▶ WHAT IS ASKED
Will you extract the entries word for word? Images should not appear in the copy.

▶ DATA RECORDS
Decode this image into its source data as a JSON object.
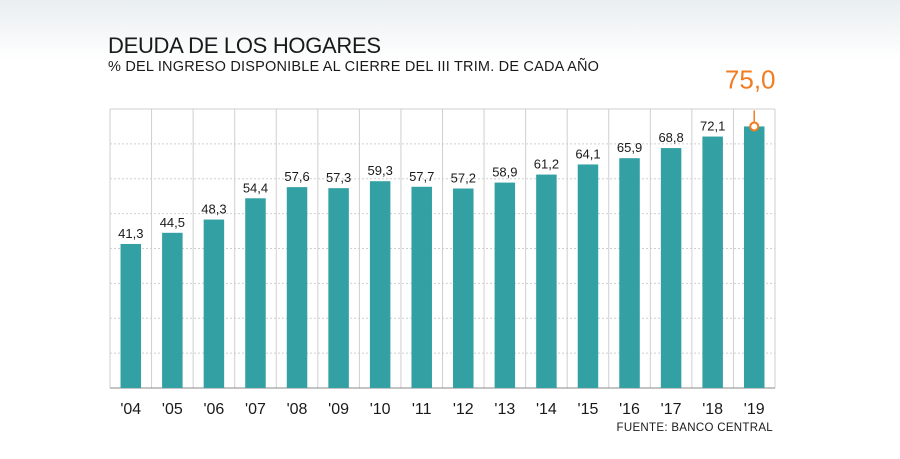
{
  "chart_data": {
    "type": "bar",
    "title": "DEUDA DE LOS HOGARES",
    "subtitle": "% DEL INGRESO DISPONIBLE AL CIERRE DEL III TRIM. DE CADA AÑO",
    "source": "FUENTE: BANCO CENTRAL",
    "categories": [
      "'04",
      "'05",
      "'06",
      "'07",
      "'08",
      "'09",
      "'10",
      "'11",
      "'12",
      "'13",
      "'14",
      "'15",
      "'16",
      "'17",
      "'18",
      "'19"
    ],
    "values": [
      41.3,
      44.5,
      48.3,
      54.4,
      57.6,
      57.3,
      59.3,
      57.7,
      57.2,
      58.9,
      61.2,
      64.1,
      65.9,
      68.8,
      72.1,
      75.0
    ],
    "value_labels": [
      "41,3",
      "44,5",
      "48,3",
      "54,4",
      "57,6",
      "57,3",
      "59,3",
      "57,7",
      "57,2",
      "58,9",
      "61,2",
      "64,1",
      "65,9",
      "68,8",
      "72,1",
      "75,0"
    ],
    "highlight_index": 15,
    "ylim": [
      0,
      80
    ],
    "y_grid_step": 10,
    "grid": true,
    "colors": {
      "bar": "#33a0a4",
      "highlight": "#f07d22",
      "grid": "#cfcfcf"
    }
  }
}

▶ SOLUTION TO THIS EXERCISE
Decode this image into its source data as a JSON object.
{
  "chart_data": {
    "type": "bar",
    "title": "DEUDA DE LOS HOGARES",
    "subtitle": "% DEL INGRESO DISPONIBLE AL CIERRE DEL III TRIM. DE CADA AÑO",
    "source": "FUENTE: BANCO CENTRAL",
    "categories": [
      "'04",
      "'05",
      "'06",
      "'07",
      "'08",
      "'09",
      "'10",
      "'11",
      "'12",
      "'13",
      "'14",
      "'15",
      "'16",
      "'17",
      "'18",
      "'19"
    ],
    "values": [
      41.3,
      44.5,
      48.3,
      54.4,
      57.6,
      57.3,
      59.3,
      57.7,
      57.2,
      58.9,
      61.2,
      64.1,
      65.9,
      68.8,
      72.1,
      75.0
    ],
    "value_labels": [
      "41,3",
      "44,5",
      "48,3",
      "54,4",
      "57,6",
      "57,3",
      "59,3",
      "57,7",
      "57,2",
      "58,9",
      "61,2",
      "64,1",
      "65,9",
      "68,8",
      "72,1",
      "75,0"
    ],
    "highlight_index": 15,
    "ylim": [
      0,
      80
    ],
    "y_grid_step": 10,
    "grid": true,
    "colors": {
      "bar": "#33a0a4",
      "highlight": "#f07d22",
      "grid": "#cfcfcf"
    }
  }
}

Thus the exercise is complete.